● Requirements
Give all the lines below again, exactly, with no pictures.

● Given records
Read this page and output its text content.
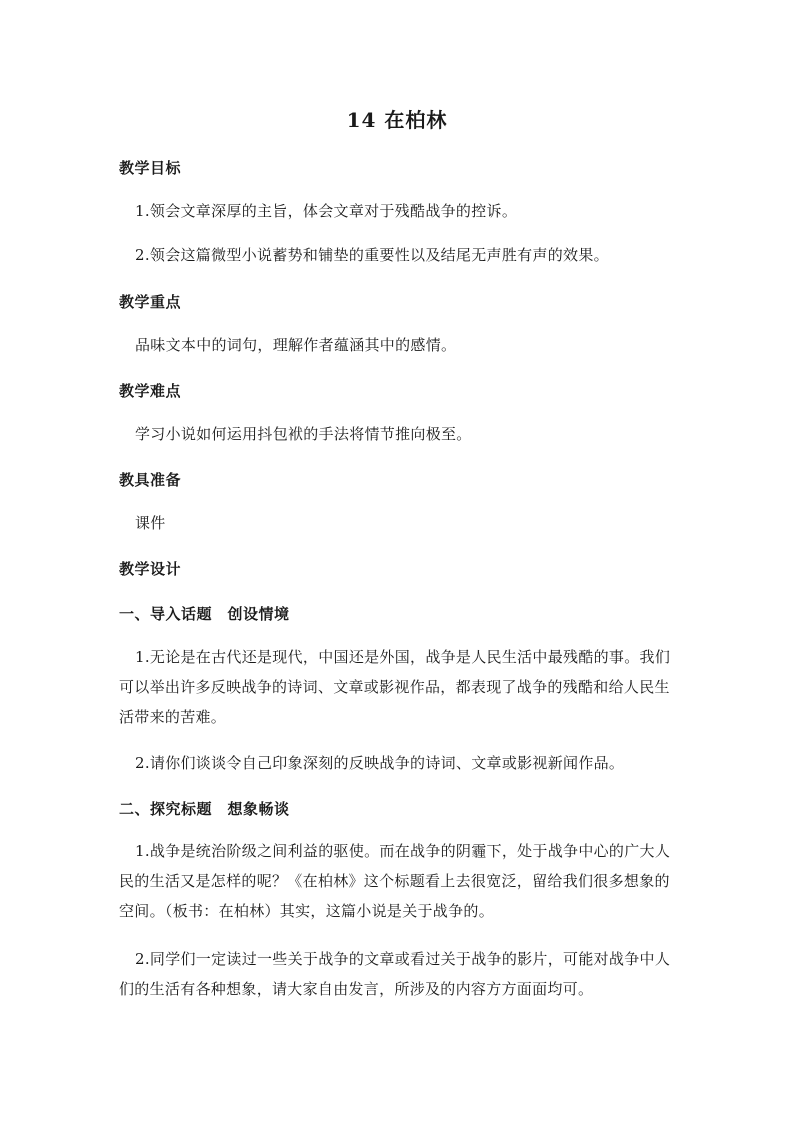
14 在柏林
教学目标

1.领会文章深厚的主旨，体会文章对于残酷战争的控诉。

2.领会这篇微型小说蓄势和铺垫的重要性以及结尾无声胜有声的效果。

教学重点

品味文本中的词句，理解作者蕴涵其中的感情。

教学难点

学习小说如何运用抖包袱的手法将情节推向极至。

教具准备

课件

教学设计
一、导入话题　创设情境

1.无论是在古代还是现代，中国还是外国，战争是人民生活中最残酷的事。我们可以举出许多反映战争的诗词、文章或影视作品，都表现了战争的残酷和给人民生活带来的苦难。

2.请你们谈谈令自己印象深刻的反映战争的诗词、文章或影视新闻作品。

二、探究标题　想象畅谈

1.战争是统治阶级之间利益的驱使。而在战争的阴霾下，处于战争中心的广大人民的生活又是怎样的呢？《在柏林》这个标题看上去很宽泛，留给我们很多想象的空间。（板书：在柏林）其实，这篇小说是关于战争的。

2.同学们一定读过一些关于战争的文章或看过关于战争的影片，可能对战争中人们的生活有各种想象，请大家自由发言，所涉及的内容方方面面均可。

● Exercise response
Read this page and output its text content.
14 在柏林
教学目标

1.领会文章深厚的主旨，体会文章对于残酷战争的控诉。

2.领会这篇微型小说蓄势和铺垫的重要性以及结尾无声胜有声的效果。

教学重点

品味文本中的词句，理解作者蕴涵其中的感情。

教学难点

学习小说如何运用抖包袱的手法将情节推向极至。

教具准备

课件

教学设计
一、导入话题　创设情境

1.无论是在古代还是现代，中国还是外国，战争是人民生活中最残酷的事。我们可以举出许多反映战争的诗词、文章或影视作品，都表现了战争的残酷和给人民生活带来的苦难。

2.请你们谈谈令自己印象深刻的反映战争的诗词、文章或影视新闻作品。

二、探究标题　想象畅谈

1.战争是统治阶级之间利益的驱使。而在战争的阴霾下，处于战争中心的广大人民的生活又是怎样的呢？《在柏林》这个标题看上去很宽泛，留给我们很多想象的空间。（板书：在柏林）其实，这篇小说是关于战争的。

2.同学们一定读过一些关于战争的文章或看过关于战争的影片，可能对战争中人们的生活有各种想象，请大家自由发言，所涉及的内容方方面面均可。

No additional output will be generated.